_Challenge:_
Can you give all the records again without altering a single character?

[Extracted records]
--
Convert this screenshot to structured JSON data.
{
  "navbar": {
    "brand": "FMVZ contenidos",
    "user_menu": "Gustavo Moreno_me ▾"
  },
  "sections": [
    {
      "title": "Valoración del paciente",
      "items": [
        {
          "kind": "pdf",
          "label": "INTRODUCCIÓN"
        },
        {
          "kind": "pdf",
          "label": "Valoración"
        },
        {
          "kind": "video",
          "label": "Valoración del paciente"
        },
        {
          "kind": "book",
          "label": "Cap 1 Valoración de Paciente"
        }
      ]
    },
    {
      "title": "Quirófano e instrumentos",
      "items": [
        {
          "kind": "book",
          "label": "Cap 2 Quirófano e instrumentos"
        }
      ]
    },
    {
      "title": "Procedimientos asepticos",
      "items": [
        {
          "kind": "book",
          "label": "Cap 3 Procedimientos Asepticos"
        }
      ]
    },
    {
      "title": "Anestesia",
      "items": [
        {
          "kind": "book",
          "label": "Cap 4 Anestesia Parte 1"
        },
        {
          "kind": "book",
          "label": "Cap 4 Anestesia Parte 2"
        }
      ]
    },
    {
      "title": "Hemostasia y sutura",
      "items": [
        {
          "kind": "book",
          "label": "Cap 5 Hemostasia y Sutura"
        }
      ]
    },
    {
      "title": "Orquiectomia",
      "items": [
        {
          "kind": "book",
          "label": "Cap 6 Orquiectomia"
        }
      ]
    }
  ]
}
--
_Complete response:_
Convert this screenshot to structured JSON data.
{
  "navbar": {
    "brand": "FMVZ contenidos",
    "user_menu": "Gustavo Moreno_me ▾"
  },
  "sections": [
    {
      "title": "Valoración del paciente",
      "items": [
        {
          "kind": "pdf",
          "label": "INTRODUCCIÓN"
        },
        {
          "kind": "pdf",
          "label": "Valoración"
        },
        {
          "kind": "video",
          "label": "Valoración del paciente"
        },
        {
          "kind": "book",
          "label": "Cap 1 Valoración de Paciente"
        }
      ]
    },
    {
      "title": "Quirófano e instrumentos",
      "items": [
        {
          "kind": "book",
          "label": "Cap 2 Quirófano e instrumentos"
        }
      ]
    },
    {
      "title": "Procedimientos asepticos",
      "items": [
        {
          "kind": "book",
          "label": "Cap 3 Procedimientos Asepticos"
        }
      ]
    },
    {
      "title": "Anestesia",
      "items": [
        {
          "kind": "book",
          "label": "Cap 4 Anestesia Parte 1"
        },
        {
          "kind": "book",
          "label": "Cap 4 Anestesia Parte 2"
        }
      ]
    },
    {
      "title": "Hemostasia y sutura",
      "items": [
        {
          "kind": "book",
          "label": "Cap 5 Hemostasia y Sutura"
        }
      ]
    },
    {
      "title": "Orquiectomia",
      "items": [
        {
          "kind": "book",
          "label": "Cap 6 Orquiectomia"
        }
      ]
    }
  ]
}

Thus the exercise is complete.